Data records
_ _ _

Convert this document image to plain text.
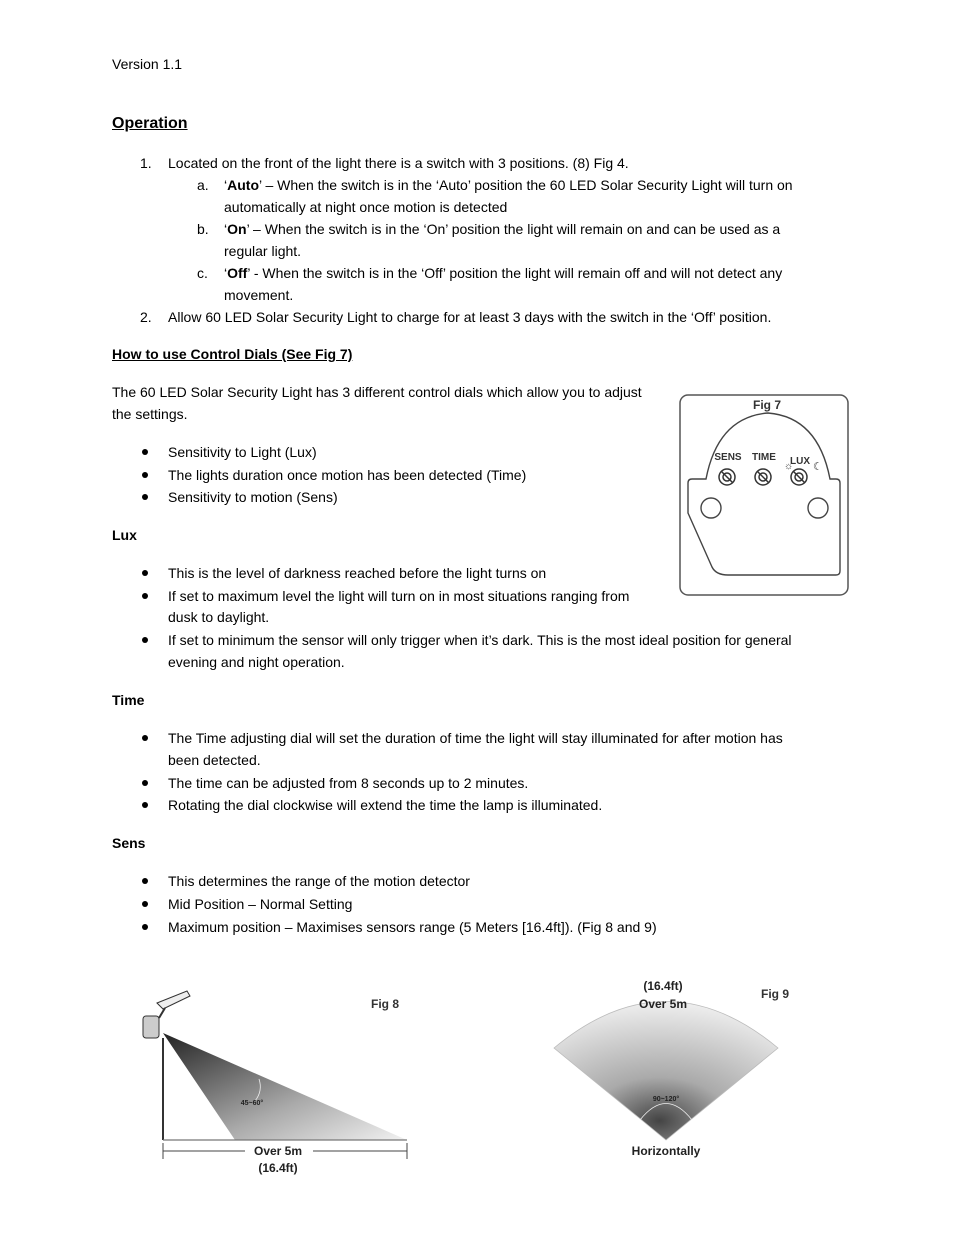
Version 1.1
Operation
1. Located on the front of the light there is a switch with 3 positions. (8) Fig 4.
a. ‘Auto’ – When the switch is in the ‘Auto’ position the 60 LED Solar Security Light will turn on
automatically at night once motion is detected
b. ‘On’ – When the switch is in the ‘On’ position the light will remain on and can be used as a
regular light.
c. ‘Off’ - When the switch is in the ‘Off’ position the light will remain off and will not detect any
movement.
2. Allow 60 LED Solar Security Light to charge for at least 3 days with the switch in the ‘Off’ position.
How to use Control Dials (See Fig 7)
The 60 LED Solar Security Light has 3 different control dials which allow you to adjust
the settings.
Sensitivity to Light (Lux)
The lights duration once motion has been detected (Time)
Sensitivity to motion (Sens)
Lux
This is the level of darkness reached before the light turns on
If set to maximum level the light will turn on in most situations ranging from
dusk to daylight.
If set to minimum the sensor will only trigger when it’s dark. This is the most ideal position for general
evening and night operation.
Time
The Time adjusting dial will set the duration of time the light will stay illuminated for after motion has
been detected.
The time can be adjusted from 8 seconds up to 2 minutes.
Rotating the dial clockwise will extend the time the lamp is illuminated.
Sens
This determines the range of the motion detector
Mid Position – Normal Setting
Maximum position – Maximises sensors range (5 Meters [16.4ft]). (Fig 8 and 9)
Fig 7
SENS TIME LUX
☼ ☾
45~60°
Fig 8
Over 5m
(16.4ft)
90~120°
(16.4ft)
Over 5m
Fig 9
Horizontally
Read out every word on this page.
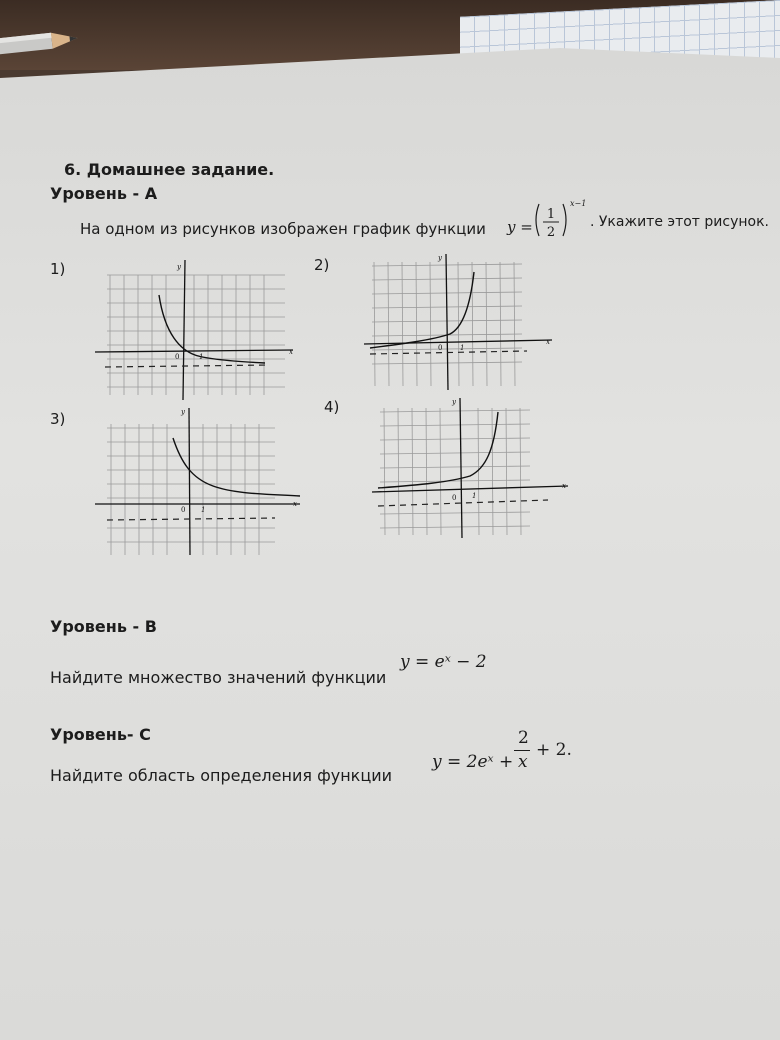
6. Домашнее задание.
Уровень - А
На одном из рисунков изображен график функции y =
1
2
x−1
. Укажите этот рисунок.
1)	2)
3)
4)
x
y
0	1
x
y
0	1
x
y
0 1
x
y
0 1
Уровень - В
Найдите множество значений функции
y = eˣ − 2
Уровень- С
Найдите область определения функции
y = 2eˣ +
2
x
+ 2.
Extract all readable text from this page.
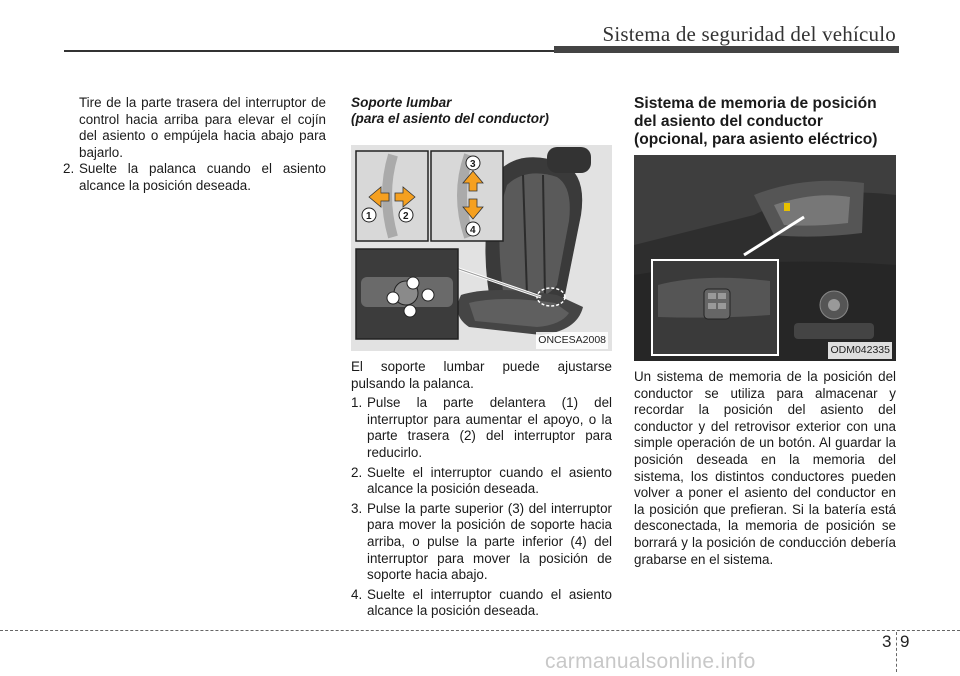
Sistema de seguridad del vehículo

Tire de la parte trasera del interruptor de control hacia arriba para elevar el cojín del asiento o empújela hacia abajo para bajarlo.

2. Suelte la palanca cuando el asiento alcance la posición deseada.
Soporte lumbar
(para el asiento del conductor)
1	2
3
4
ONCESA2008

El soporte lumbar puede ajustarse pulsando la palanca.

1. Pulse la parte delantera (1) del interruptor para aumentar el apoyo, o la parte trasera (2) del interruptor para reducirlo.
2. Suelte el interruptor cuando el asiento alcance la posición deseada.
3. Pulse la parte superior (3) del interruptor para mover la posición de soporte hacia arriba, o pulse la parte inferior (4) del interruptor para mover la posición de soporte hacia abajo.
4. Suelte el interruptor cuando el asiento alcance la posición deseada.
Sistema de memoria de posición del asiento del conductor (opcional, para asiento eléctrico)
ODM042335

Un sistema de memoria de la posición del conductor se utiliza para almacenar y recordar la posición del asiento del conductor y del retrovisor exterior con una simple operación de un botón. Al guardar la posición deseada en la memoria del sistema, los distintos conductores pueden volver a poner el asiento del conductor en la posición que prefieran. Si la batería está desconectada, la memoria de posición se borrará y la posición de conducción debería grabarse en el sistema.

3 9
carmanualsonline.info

_ _ _

GIVEN TASK. Without the pictures, output the full listing exactly as it stands.

TASK RESPONSE.
Convert this document image to plain text.
Version 1.1
Operation
1. Located on the front of the light there is a switch with 3 positions. (8) Fig 4.
a. ‘Auto’ – When the switch is in the ‘Auto’ position the 60 LED Solar Security Light will turn on
automatically at night once motion is detected
b. ‘On’ – When the switch is in the ‘On’ position the light will remain on and can be used as a
regular light.
c. ‘Off’ - When the switch is in the ‘Off’ position the light will remain off and will not detect any
movement.
2. Allow 60 LED Solar Security Light to charge for at least 3 days with the switch in the ‘Off’ position.
How to use Control Dials (See Fig 7)
The 60 LED Solar Security Light has 3 different control dials which allow you to adjust
the settings.
Sensitivity to Light (Lux)
The lights duration once motion has been detected (Time)
Sensitivity to motion (Sens)
Lux
This is the level of darkness reached before the light turns on
If set to maximum level the light will turn on in most situations ranging from
dusk to daylight.
If set to minimum the sensor will only trigger when it’s dark. This is the most ideal position for general
evening and night operation.
Time
The Time adjusting dial will set the duration of time the light will stay illuminated for after motion has
been detected.
The time can be adjusted from 8 seconds up to 2 minutes.
Rotating the dial clockwise will extend the time the lamp is illuminated.
Sens
This determines the range of the motion detector
Mid Position – Normal Setting
Maximum position – Maximises sensors range (5 Meters [16.4ft]). (Fig 8 and 9)
Fig 7
SENS TIME LUX
☼ ☾
45~60°
Fig 8
Over 5m
(16.4ft)
90~120°
(16.4ft)
Over 5m
Fig 9
Horizontally
Read out every word on this page.
6. Домашнее задание.
Уровень - А
На одном из рисунков изображен график функции y =
1
2
x−1
. Укажите этот рисунок.
1)	2)
3)
4)
x
y
0	1
x
y
0	1
x
y
0 1
x
y
0 1
Уровень - В
Найдите множество значений функции
y = eˣ − 2
Уровень- С
Найдите область определения функции
y = 2eˣ +
2
x
+ 2.
Extract all readable text from this page.
Sistema de seguridad del vehículo

Tire de la parte trasera del interruptor de control hacia arriba para elevar el cojín del asiento o empújela hacia abajo para bajarlo.

2. Suelte la palanca cuando el asiento alcance la posición deseada.
Soporte lumbar
(para el asiento del conductor)
1	2
3
4
ONCESA2008

El soporte lumbar puede ajustarse pulsando la palanca.

1. Pulse la parte delantera (1) del interruptor para aumentar el apoyo, o la parte trasera (2) del interruptor para reducirlo.
2. Suelte el interruptor cuando el asiento alcance la posición deseada.
3. Pulse la parte superior (3) del interruptor para mover la posición de soporte hacia arriba, o pulse la parte inferior (4) del interruptor para mover la posición de soporte hacia abajo.
4. Suelte el interruptor cuando el asiento alcance la posición deseada.
Sistema de memoria de posición del asiento del conductor (opcional, para asiento eléctrico)
ODM042335

Un sistema de memoria de la posición del conductor se utiliza para almacenar y recordar la posición del asiento del conductor y del retrovisor exterior con una simple operación de un botón. Al guardar la posición deseada en la memoria del sistema, los distintos conductores pueden volver a poner el asiento del conductor en la posición que prefieran. Si la batería está desconectada, la memoria de posición se borrará y la posición de conducción debería grabarse en el sistema.

3 9
carmanualsonline.info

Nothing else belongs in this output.